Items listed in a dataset
- - -

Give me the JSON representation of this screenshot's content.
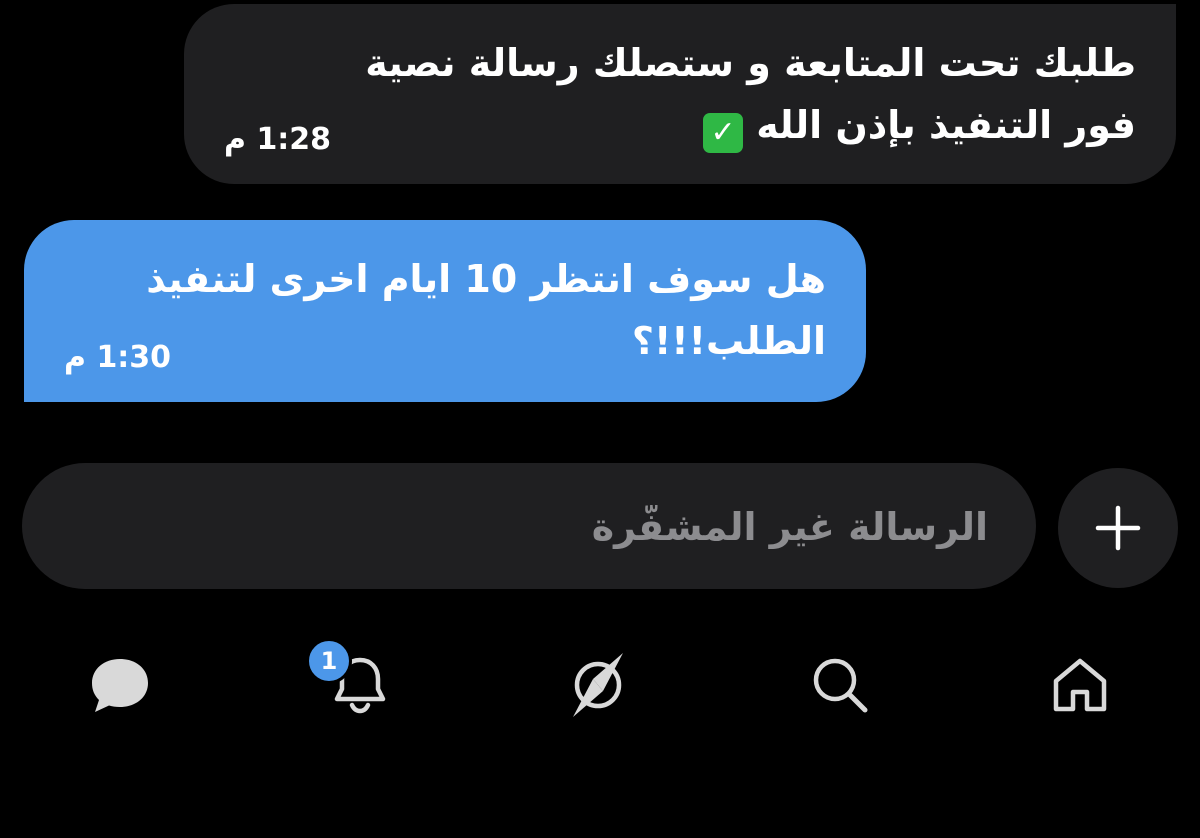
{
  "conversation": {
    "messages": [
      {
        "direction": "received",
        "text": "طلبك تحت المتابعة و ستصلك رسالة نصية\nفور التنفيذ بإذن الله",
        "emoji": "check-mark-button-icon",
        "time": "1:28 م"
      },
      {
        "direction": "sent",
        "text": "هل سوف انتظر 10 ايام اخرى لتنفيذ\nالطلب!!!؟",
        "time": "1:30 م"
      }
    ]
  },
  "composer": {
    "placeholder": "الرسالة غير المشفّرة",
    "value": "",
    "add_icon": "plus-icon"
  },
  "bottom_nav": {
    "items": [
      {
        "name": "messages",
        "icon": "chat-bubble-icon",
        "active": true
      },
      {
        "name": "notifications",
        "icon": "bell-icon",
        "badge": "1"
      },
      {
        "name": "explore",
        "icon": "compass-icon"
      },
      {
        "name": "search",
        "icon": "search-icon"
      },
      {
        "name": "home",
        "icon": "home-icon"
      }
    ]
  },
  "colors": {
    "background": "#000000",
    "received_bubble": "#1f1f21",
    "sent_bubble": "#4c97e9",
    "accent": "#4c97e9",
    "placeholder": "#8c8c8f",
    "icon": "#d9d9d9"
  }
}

- - -

Short exercise — Give every record back exactly as it reads, with no images.

Exercise result —
Give me the JSON representation of this screenshot's content.
{
  "conversation": {
    "messages": [
      {
        "direction": "received",
        "text": "طلبك تحت المتابعة و ستصلك رسالة نصية\nفور التنفيذ بإذن الله",
        "emoji": "check-mark-button-icon",
        "time": "1:28 م"
      },
      {
        "direction": "sent",
        "text": "هل سوف انتظر 10 ايام اخرى لتنفيذ\nالطلب!!!؟",
        "time": "1:30 م"
      }
    ]
  },
  "composer": {
    "placeholder": "الرسالة غير المشفّرة",
    "value": "",
    "add_icon": "plus-icon"
  },
  "bottom_nav": {
    "items": [
      {
        "name": "messages",
        "icon": "chat-bubble-icon",
        "active": true
      },
      {
        "name": "notifications",
        "icon": "bell-icon",
        "badge": "1"
      },
      {
        "name": "explore",
        "icon": "compass-icon"
      },
      {
        "name": "search",
        "icon": "search-icon"
      },
      {
        "name": "home",
        "icon": "home-icon"
      }
    ]
  },
  "colors": {
    "background": "#000000",
    "received_bubble": "#1f1f21",
    "sent_bubble": "#4c97e9",
    "accent": "#4c97e9",
    "placeholder": "#8c8c8f",
    "icon": "#d9d9d9"
  }
}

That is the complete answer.